[Start STORED ROWS]

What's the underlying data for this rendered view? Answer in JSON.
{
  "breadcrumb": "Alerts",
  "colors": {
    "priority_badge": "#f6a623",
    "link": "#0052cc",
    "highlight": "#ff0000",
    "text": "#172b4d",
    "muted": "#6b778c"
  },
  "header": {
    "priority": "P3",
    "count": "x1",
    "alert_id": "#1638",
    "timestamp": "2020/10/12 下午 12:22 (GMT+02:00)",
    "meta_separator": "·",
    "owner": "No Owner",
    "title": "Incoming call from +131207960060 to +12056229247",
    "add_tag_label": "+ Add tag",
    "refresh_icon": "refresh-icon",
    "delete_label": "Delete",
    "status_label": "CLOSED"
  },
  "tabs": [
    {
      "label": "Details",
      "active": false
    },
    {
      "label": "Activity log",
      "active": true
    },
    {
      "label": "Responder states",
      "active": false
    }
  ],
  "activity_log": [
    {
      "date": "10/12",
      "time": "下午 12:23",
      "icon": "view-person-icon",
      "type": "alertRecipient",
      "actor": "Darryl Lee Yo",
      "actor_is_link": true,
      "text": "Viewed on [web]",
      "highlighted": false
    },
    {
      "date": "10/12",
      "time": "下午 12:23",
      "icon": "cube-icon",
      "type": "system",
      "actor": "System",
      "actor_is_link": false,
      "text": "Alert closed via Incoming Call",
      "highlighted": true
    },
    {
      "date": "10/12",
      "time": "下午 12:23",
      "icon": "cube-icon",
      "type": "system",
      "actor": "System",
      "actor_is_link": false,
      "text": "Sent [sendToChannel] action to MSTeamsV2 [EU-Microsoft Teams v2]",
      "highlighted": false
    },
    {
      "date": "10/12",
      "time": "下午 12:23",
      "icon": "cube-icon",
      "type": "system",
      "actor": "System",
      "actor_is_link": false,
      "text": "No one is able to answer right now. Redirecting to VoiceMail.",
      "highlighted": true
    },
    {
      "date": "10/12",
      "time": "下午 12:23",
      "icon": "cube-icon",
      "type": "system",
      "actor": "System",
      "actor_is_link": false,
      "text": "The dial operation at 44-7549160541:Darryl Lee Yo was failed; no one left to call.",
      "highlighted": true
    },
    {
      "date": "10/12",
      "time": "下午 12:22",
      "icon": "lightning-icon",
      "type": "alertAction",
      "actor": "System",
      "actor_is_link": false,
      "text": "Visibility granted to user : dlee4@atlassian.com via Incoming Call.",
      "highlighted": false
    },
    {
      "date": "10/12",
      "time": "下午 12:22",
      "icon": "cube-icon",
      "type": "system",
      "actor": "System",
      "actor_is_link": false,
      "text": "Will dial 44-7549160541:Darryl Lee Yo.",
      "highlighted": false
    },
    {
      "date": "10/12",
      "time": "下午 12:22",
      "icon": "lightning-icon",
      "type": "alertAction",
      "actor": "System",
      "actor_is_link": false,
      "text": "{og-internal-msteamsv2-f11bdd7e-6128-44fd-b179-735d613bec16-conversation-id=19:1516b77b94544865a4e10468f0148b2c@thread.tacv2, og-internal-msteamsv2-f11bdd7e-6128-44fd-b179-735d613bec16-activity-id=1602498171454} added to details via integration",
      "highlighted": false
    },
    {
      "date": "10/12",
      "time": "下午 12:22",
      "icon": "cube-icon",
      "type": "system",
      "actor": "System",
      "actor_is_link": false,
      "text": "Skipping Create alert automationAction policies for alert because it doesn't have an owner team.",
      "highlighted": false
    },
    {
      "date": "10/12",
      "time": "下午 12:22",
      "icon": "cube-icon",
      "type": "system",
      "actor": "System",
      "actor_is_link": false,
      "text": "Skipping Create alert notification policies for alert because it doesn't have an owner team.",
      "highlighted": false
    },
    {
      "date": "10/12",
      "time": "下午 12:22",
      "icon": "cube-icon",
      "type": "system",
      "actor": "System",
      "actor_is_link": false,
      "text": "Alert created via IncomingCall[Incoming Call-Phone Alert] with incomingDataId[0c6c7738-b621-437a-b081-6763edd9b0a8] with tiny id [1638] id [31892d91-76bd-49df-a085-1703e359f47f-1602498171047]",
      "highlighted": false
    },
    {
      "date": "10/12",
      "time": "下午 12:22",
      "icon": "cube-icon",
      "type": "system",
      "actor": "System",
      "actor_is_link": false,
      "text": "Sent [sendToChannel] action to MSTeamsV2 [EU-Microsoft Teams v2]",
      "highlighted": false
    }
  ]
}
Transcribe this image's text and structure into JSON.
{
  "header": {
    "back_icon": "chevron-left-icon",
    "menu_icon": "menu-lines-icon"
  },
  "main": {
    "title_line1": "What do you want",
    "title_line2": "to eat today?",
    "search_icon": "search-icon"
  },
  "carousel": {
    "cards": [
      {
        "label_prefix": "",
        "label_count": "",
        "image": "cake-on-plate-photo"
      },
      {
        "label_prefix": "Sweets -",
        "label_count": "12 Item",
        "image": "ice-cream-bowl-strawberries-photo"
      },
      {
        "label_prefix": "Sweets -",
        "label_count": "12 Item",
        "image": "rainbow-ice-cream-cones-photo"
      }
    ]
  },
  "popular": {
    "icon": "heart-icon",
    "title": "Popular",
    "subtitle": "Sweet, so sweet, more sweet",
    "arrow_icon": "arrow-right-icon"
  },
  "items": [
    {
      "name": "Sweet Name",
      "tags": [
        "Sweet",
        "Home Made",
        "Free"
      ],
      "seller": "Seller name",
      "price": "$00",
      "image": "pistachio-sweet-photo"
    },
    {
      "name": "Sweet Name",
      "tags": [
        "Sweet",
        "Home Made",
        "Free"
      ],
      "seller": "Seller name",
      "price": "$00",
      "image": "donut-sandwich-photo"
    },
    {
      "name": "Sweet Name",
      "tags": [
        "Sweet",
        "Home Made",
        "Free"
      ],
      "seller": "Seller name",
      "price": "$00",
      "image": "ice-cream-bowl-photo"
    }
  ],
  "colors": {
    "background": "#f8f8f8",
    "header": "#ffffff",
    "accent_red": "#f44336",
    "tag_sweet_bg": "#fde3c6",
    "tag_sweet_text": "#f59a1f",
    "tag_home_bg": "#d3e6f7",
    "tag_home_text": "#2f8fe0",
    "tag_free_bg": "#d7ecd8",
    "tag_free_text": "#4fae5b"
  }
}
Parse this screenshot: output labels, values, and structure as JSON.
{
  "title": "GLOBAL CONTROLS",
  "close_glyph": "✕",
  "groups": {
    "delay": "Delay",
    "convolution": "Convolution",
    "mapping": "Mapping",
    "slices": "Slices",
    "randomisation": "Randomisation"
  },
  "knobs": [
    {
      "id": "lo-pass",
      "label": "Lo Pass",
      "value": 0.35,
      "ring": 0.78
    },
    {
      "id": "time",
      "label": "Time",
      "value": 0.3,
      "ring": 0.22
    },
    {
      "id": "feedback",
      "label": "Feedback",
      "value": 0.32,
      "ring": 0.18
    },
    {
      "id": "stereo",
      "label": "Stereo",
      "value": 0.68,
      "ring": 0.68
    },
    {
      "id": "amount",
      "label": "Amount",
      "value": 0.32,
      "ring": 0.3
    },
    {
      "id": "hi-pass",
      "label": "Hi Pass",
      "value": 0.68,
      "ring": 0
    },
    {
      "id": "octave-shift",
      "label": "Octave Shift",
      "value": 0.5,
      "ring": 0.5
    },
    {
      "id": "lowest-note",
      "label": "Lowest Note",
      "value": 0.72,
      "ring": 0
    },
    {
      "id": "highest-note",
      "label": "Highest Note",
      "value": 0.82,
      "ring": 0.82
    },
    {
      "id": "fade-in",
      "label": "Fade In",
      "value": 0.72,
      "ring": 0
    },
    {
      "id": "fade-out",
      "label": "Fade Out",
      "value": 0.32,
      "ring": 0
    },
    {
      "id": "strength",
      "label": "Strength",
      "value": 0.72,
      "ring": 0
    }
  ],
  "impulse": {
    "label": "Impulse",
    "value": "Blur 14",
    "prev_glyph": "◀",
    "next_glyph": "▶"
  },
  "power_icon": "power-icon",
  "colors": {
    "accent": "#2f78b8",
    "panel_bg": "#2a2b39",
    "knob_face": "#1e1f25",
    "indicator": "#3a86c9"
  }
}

[End STORED ROWS]

**TASK REQUIREMENTS**
Say how many lines of the listing above contain "because", with no other words.

**ANSWER TO THE EXERCISE**
2